(Dataset items)

— BEGIN —

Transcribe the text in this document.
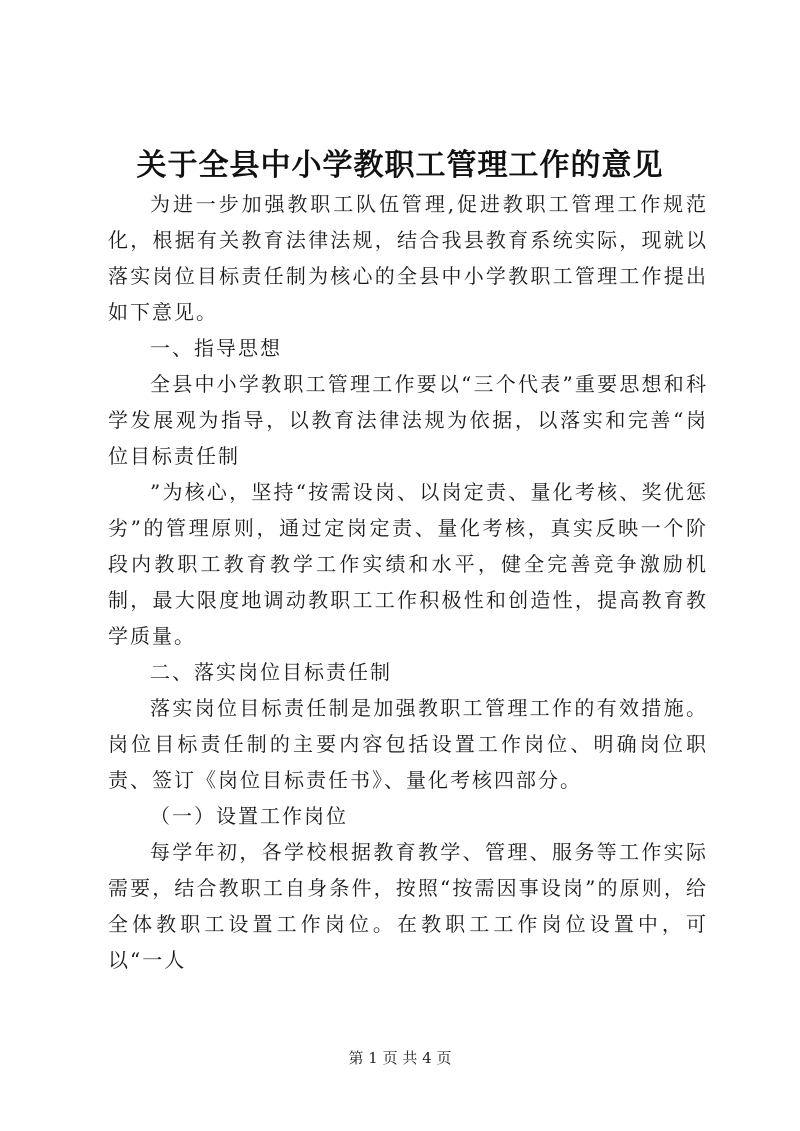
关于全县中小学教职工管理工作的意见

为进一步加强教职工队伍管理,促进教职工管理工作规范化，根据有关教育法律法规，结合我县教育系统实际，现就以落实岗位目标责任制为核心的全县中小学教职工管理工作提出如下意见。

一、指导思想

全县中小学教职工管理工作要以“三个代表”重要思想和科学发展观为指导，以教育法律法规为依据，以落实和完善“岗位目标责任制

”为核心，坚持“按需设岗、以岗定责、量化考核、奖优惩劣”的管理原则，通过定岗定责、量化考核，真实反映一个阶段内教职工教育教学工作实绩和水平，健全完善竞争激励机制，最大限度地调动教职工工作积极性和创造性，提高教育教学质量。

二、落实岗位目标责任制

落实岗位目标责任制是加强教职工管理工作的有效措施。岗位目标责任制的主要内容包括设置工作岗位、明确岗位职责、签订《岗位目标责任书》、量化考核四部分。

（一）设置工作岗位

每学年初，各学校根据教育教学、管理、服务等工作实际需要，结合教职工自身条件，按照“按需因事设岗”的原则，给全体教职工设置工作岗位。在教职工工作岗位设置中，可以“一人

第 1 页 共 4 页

— END —

Give an exact reproduction of every line, leaving out any picture.

Task response:
Transcribe the text in this document.
关于全县中小学教职工管理工作的意见

为进一步加强教职工队伍管理,促进教职工管理工作规范化，根据有关教育法律法规，结合我县教育系统实际，现就以落实岗位目标责任制为核心的全县中小学教职工管理工作提出如下意见。

一、指导思想

全县中小学教职工管理工作要以“三个代表”重要思想和科学发展观为指导，以教育法律法规为依据，以落实和完善“岗位目标责任制

”为核心，坚持“按需设岗、以岗定责、量化考核、奖优惩劣”的管理原则，通过定岗定责、量化考核，真实反映一个阶段内教职工教育教学工作实绩和水平，健全完善竞争激励机制，最大限度地调动教职工工作积极性和创造性，提高教育教学质量。

二、落实岗位目标责任制

落实岗位目标责任制是加强教职工管理工作的有效措施。岗位目标责任制的主要内容包括设置工作岗位、明确岗位职责、签订《岗位目标责任书》、量化考核四部分。

（一）设置工作岗位

每学年初，各学校根据教育教学、管理、服务等工作实际需要，结合教职工自身条件，按照“按需因事设岗”的原则，给全体教职工设置工作岗位。在教职工工作岗位设置中，可以“一人

第 1 页 共 4 页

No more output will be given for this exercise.